*WHAT IS BEING ASKED:* Find each line with the word "objects" and state how many there are, nothing more.
****
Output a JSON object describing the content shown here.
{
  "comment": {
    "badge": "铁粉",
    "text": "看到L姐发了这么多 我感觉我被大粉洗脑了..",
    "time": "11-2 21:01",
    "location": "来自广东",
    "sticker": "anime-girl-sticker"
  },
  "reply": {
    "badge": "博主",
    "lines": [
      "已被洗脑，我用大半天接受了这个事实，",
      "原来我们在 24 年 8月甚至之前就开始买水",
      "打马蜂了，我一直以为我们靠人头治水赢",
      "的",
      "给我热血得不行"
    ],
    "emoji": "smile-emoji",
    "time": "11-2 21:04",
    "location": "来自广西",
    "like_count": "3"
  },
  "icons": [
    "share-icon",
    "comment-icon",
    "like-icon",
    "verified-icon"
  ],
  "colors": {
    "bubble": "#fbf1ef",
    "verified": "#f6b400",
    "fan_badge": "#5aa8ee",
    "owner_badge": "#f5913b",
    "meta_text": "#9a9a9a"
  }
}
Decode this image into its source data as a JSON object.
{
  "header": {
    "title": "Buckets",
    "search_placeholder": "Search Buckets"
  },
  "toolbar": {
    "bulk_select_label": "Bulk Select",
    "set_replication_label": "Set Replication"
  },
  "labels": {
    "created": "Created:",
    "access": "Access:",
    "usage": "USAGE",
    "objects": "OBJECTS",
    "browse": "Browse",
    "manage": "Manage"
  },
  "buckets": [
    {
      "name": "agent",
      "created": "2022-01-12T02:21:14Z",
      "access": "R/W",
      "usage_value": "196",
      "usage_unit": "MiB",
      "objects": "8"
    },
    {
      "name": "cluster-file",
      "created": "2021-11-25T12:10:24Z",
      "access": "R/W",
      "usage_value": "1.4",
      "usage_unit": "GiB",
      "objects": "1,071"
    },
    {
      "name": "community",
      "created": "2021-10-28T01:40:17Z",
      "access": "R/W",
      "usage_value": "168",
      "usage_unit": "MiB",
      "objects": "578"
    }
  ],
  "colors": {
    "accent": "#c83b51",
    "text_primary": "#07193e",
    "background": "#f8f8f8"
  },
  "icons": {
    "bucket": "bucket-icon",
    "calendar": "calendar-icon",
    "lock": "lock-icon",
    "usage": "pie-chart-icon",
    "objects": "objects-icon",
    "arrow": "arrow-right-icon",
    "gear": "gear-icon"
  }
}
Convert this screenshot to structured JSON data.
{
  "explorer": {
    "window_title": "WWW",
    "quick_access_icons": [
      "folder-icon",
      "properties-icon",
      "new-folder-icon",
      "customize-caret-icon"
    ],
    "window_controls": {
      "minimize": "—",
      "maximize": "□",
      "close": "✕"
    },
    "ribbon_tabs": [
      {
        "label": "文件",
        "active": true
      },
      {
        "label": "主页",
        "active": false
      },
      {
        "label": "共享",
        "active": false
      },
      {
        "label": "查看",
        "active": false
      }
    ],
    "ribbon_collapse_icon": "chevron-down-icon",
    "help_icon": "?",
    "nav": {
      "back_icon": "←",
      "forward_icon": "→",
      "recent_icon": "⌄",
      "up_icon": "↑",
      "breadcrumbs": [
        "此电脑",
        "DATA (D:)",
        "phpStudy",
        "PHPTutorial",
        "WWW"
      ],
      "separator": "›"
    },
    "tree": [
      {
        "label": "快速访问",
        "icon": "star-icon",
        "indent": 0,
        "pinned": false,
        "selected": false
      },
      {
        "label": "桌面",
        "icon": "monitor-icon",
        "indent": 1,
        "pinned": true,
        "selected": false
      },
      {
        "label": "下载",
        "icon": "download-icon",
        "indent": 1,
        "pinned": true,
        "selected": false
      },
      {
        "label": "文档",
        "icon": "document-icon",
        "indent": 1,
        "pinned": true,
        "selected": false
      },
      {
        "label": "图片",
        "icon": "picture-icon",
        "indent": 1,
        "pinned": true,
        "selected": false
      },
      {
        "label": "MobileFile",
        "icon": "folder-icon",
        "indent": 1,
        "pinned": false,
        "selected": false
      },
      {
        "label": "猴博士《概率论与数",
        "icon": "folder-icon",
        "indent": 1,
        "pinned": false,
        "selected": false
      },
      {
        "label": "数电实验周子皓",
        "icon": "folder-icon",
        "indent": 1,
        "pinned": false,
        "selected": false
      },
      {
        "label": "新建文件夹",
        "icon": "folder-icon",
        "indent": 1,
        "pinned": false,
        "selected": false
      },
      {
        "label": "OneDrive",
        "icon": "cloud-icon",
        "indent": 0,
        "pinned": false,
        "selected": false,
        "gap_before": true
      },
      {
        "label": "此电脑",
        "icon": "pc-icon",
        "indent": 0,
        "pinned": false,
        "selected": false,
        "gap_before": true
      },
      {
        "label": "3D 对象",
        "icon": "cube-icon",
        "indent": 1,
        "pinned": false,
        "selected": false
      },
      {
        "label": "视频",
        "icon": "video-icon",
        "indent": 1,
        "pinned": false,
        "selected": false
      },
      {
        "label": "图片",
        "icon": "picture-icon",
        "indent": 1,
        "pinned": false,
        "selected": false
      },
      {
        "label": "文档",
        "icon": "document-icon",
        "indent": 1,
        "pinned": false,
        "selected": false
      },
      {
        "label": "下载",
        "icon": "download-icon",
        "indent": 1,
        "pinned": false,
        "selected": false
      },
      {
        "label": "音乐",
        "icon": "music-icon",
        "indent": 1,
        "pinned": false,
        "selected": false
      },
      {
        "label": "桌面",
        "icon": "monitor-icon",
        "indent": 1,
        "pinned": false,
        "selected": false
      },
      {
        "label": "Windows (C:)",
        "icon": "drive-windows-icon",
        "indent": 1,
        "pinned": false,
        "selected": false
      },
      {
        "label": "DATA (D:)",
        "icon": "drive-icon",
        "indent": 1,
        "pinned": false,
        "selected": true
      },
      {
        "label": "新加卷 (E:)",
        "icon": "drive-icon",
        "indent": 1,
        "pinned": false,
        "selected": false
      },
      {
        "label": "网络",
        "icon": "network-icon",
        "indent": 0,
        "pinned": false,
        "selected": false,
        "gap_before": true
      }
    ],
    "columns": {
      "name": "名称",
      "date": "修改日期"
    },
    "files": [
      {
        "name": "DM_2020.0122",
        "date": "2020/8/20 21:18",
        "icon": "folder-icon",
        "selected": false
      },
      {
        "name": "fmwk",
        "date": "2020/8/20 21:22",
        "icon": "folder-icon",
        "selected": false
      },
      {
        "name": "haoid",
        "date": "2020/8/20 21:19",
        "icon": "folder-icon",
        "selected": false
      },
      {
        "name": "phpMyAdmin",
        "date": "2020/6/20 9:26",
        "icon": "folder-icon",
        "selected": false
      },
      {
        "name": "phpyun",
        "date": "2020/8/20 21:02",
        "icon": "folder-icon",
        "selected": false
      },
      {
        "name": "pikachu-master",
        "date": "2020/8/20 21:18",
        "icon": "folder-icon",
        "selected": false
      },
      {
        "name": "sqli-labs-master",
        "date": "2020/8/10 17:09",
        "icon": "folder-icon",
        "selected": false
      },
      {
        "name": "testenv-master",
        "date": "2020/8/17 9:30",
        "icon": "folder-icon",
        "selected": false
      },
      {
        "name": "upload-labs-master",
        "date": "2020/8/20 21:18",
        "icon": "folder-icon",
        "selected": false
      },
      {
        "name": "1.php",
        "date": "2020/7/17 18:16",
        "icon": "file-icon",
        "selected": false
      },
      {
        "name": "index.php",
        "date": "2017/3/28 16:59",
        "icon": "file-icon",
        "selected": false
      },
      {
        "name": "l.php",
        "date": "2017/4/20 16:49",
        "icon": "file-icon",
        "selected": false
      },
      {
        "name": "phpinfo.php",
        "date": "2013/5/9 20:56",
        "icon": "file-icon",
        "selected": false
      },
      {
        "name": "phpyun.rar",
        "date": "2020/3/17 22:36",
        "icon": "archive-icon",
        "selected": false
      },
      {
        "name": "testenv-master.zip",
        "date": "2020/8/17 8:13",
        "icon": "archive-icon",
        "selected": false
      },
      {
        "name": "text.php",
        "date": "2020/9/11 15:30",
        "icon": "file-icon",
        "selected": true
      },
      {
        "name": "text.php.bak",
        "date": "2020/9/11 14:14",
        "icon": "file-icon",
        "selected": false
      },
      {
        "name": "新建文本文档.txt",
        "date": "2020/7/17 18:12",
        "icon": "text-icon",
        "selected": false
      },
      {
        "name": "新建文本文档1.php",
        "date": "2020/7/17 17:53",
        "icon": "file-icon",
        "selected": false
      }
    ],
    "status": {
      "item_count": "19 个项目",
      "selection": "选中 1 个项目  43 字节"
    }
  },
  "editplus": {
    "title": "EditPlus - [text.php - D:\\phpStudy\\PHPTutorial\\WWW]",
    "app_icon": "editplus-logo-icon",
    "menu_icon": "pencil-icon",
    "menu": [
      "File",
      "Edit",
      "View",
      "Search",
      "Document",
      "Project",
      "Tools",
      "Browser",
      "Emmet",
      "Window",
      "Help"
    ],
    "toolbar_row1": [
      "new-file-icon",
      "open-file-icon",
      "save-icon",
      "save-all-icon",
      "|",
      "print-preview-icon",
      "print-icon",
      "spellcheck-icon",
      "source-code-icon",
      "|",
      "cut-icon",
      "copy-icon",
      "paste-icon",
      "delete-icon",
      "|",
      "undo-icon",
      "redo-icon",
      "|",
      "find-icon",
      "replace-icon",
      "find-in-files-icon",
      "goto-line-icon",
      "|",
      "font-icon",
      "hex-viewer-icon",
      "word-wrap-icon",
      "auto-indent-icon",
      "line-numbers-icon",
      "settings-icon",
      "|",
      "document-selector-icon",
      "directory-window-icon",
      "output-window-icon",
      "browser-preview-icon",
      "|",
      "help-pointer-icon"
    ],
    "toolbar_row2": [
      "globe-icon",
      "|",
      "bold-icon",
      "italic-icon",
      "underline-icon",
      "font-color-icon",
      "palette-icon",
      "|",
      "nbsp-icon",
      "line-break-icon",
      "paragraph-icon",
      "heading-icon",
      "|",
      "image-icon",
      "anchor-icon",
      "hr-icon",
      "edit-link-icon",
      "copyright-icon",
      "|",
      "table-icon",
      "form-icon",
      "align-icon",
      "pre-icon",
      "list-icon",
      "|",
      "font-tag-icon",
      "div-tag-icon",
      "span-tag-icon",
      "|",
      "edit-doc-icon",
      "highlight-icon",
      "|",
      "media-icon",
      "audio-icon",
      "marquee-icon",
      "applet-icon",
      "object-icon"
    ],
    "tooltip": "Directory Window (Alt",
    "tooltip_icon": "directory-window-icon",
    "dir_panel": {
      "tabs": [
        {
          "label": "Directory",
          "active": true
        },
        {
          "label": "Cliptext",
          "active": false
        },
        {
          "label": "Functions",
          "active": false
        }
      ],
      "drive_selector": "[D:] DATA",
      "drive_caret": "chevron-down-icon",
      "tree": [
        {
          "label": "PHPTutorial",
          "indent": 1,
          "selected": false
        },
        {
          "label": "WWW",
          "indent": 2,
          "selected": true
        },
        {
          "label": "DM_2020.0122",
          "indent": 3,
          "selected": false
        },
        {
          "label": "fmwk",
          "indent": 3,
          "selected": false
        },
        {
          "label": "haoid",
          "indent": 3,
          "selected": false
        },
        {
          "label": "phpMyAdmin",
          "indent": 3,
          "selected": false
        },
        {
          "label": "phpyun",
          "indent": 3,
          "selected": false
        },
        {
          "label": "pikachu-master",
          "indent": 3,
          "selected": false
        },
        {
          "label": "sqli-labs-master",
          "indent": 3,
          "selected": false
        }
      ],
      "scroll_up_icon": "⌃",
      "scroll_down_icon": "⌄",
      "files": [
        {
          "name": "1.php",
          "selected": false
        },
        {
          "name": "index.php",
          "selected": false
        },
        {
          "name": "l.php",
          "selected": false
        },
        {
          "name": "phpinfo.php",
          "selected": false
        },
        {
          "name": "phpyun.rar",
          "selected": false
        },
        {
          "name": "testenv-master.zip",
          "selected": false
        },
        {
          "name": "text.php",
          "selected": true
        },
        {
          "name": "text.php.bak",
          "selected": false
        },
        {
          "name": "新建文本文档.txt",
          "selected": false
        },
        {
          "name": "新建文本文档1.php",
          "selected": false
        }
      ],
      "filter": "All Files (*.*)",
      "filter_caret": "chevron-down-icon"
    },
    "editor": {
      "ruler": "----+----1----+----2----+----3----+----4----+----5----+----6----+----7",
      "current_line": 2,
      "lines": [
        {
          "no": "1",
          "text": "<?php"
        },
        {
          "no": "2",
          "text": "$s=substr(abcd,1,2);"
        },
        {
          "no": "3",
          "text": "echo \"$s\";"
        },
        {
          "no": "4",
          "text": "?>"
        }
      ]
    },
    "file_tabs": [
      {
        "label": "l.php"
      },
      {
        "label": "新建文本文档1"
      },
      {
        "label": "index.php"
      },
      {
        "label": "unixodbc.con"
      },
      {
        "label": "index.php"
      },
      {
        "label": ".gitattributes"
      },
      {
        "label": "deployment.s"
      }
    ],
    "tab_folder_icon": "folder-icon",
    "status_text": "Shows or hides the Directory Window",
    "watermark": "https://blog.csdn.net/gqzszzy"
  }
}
****
*COMPLETED EXERCISE:* 5